-- start Records for processing --
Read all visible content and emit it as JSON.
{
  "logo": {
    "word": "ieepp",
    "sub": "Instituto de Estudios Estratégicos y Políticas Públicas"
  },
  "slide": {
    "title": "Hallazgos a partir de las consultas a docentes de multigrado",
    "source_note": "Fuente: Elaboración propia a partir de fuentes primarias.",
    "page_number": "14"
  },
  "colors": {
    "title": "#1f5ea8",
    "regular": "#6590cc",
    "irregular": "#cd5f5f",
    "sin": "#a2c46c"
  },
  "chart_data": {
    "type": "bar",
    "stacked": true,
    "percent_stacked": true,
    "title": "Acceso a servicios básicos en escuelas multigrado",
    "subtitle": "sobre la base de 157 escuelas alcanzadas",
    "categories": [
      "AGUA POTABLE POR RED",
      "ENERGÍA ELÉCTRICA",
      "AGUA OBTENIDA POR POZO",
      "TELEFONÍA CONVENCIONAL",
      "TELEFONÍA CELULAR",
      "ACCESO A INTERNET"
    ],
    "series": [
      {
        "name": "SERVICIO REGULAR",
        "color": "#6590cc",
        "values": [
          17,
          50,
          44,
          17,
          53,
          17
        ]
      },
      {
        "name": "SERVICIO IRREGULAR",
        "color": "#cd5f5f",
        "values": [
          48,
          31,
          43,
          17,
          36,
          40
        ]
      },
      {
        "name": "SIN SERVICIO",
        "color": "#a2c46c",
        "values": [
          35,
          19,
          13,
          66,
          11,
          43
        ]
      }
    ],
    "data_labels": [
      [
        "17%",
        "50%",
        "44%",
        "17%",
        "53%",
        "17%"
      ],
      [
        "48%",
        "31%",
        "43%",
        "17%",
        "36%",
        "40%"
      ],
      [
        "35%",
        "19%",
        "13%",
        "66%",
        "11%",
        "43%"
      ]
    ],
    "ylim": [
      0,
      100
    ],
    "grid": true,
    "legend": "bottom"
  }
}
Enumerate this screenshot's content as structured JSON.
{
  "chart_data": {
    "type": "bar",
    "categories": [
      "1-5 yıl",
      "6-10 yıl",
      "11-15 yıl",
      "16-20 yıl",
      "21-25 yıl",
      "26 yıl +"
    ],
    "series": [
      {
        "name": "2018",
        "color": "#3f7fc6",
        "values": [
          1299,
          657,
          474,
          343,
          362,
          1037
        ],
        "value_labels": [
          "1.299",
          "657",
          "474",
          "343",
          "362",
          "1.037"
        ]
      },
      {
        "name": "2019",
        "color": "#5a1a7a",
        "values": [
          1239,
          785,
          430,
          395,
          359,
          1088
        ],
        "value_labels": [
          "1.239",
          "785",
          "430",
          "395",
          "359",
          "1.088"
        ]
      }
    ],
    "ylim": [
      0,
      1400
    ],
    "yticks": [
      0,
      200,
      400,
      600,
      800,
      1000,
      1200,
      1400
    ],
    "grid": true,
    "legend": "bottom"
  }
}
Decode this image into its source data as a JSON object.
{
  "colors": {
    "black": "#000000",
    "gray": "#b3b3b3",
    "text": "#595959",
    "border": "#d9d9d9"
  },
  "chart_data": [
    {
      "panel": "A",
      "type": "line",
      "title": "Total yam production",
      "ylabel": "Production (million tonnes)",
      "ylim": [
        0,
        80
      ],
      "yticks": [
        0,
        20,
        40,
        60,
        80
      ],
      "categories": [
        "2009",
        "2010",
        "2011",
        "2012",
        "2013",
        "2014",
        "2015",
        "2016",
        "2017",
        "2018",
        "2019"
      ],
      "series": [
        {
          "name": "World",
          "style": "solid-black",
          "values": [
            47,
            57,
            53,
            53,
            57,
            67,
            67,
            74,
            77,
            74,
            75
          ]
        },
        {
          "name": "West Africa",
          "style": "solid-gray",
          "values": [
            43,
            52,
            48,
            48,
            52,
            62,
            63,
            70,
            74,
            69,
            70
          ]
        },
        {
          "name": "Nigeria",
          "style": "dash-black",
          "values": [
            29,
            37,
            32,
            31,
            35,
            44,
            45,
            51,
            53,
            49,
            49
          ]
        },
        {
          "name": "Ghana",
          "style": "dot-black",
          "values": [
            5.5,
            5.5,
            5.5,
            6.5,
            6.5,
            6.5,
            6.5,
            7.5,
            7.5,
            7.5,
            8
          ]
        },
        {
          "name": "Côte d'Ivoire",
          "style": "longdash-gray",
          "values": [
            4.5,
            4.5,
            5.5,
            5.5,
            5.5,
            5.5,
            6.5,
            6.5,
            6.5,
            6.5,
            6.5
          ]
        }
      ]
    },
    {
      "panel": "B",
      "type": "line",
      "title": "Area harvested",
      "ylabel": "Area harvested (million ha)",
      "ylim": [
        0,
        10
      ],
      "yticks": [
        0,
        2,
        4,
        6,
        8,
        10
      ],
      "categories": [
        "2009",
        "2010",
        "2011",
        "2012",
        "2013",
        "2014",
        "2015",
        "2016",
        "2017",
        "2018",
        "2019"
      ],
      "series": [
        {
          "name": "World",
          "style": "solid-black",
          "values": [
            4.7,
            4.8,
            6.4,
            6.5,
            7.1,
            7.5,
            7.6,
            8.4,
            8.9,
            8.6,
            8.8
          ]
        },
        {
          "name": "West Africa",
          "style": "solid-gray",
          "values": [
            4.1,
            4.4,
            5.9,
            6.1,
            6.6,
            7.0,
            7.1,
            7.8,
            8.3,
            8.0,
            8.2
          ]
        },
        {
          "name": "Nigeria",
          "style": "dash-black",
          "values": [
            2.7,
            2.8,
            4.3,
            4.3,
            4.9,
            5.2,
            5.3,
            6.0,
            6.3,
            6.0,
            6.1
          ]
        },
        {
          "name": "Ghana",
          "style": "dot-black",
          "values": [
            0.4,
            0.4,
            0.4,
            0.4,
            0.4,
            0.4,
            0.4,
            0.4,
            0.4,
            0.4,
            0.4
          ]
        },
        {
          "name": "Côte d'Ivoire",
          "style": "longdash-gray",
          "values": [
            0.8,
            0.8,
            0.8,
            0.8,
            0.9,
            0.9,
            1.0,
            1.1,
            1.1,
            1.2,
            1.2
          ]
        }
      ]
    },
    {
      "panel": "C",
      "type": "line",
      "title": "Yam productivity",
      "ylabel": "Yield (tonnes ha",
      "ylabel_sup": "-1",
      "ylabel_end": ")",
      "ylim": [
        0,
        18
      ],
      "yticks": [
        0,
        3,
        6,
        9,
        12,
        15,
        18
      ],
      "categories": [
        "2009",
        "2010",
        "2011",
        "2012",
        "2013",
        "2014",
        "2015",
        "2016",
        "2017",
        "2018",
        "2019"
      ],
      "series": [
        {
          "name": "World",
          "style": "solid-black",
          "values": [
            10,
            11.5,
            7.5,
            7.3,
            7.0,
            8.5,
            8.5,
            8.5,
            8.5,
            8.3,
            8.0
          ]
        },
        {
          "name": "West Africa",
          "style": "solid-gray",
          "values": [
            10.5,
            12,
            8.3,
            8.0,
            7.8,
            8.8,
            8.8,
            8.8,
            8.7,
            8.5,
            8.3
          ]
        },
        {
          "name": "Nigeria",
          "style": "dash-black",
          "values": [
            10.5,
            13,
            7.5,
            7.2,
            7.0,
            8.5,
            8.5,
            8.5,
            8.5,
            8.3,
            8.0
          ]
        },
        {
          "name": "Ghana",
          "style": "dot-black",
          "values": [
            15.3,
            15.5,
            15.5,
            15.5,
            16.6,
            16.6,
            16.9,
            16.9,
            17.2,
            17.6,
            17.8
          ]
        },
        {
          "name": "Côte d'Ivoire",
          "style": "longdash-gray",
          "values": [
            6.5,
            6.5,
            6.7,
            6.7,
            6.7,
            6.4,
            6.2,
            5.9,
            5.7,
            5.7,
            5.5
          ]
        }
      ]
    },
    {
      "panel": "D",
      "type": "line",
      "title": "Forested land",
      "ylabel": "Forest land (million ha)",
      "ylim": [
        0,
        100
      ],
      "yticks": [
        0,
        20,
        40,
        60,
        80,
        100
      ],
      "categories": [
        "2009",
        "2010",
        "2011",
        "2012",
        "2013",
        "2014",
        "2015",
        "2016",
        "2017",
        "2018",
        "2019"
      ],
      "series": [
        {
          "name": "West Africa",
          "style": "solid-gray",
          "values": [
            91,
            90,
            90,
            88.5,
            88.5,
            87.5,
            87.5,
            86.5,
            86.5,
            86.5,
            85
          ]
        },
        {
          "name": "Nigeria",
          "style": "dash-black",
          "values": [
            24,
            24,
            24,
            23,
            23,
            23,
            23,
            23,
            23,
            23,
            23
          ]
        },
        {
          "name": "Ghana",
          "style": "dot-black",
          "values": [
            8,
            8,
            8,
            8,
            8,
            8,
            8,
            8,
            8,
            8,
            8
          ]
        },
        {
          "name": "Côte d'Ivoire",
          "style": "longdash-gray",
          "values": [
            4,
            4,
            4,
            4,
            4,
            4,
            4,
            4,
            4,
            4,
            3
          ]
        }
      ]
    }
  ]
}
-- end Records for processing --
* Stated exercise
Give only the count of lines in which the string "content" appears.

* Correct result
2